Prompt:
Please retype the data in full and exactly; the pictures are not part of the copy.
====== Data section ======
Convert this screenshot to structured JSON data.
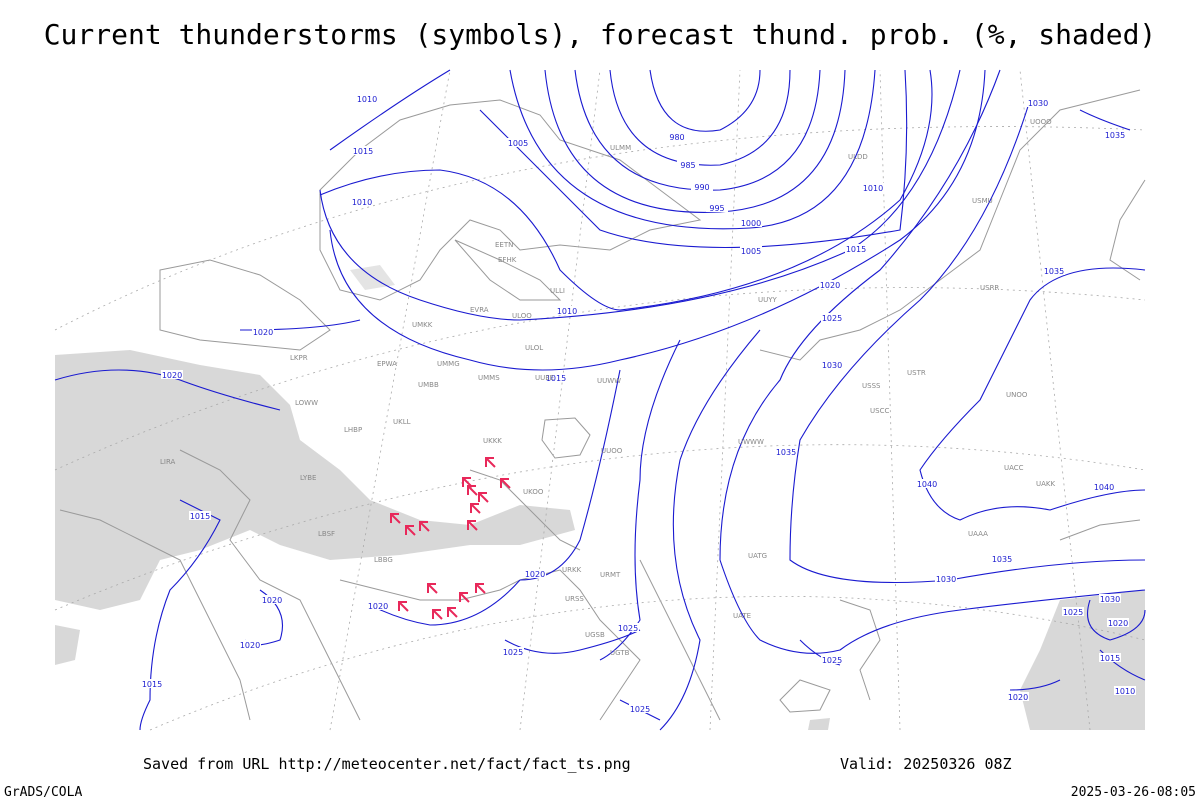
{
  "title": "Current thunderstorms (symbols), forecast thund. prob. (%, shaded)",
  "footer": {
    "source": "Saved from URL http://meteocenter.net/fact/fact_ts.png",
    "valid": "Valid: 20250326 08Z",
    "left": "GrADS/COLA",
    "right": "2025-03-26-08:05"
  },
  "isobar_labels": [
    "1010",
    "1015",
    "1010",
    "1005",
    "980",
    "985",
    "990",
    "995",
    "1000",
    "1005",
    "1010",
    "1015",
    "1020",
    "1025",
    "1030",
    "1035",
    "1040",
    "1040",
    "1035",
    "1030",
    "1030",
    "1025",
    "1020",
    "1015",
    "1010",
    "1020",
    "1030",
    "1035",
    "1035",
    "1020",
    "1020",
    "1015",
    "1020",
    "1020",
    "1015",
    "1020",
    "1020",
    "1025",
    "1025",
    "1025",
    "1025",
    "1015",
    "1010"
  ],
  "station_labels": [
    "ULMM",
    "EFHK",
    "EETN",
    "ULLI",
    "EVRA",
    "ULOO",
    "UMKK",
    "EPWA",
    "UMMG",
    "UMMS",
    "ULOL",
    "UUEE",
    "UUWW",
    "UMBB",
    "UKLL",
    "UKKK",
    "LKPR",
    "LHBP",
    "LOWW",
    "LIRA",
    "LYBE",
    "LBSF",
    "LBBG",
    "UKOO",
    "URKK",
    "URSS",
    "UGSB",
    "UGTB",
    "URMT",
    "UATG",
    "UATE",
    "USSS",
    "USCC",
    "USTR",
    "UNOO",
    "UACC",
    "UAKK",
    "UAAA",
    "ULDD",
    "UUYY",
    "USRR",
    "USMU",
    "UOOO",
    "UUOO",
    "UWWW"
  ]
}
======
Response to the task:
Convert this screenshot to structured JSON data.
{
  "title": "Current thunderstorms (symbols), forecast thund. prob. (%, shaded)",
  "footer": {
    "source": "Saved from URL http://meteocenter.net/fact/fact_ts.png",
    "valid": "Valid: 20250326 08Z",
    "left": "GrADS/COLA",
    "right": "2025-03-26-08:05"
  },
  "isobar_labels": [
    "1010",
    "1015",
    "1010",
    "1005",
    "980",
    "985",
    "990",
    "995",
    "1000",
    "1005",
    "1010",
    "1015",
    "1020",
    "1025",
    "1030",
    "1035",
    "1040",
    "1040",
    "1035",
    "1030",
    "1030",
    "1025",
    "1020",
    "1015",
    "1010",
    "1020",
    "1030",
    "1035",
    "1035",
    "1020",
    "1020",
    "1015",
    "1020",
    "1020",
    "1015",
    "1020",
    "1020",
    "1025",
    "1025",
    "1025",
    "1025",
    "1015",
    "1010"
  ],
  "station_labels": [
    "ULMM",
    "EFHK",
    "EETN",
    "ULLI",
    "EVRA",
    "ULOO",
    "UMKK",
    "EPWA",
    "UMMG",
    "UMMS",
    "ULOL",
    "UUEE",
    "UUWW",
    "UMBB",
    "UKLL",
    "UKKK",
    "LKPR",
    "LHBP",
    "LOWW",
    "LIRA",
    "LYBE",
    "LBSF",
    "LBBG",
    "UKOO",
    "URKK",
    "URSS",
    "UGSB",
    "UGTB",
    "URMT",
    "UATG",
    "UATE",
    "USSS",
    "USCC",
    "USTR",
    "UNOO",
    "UACC",
    "UAKK",
    "UAAA",
    "ULDD",
    "UUYY",
    "USRR",
    "USMU",
    "UOOO",
    "UUOO",
    "UWWW"
  ]
}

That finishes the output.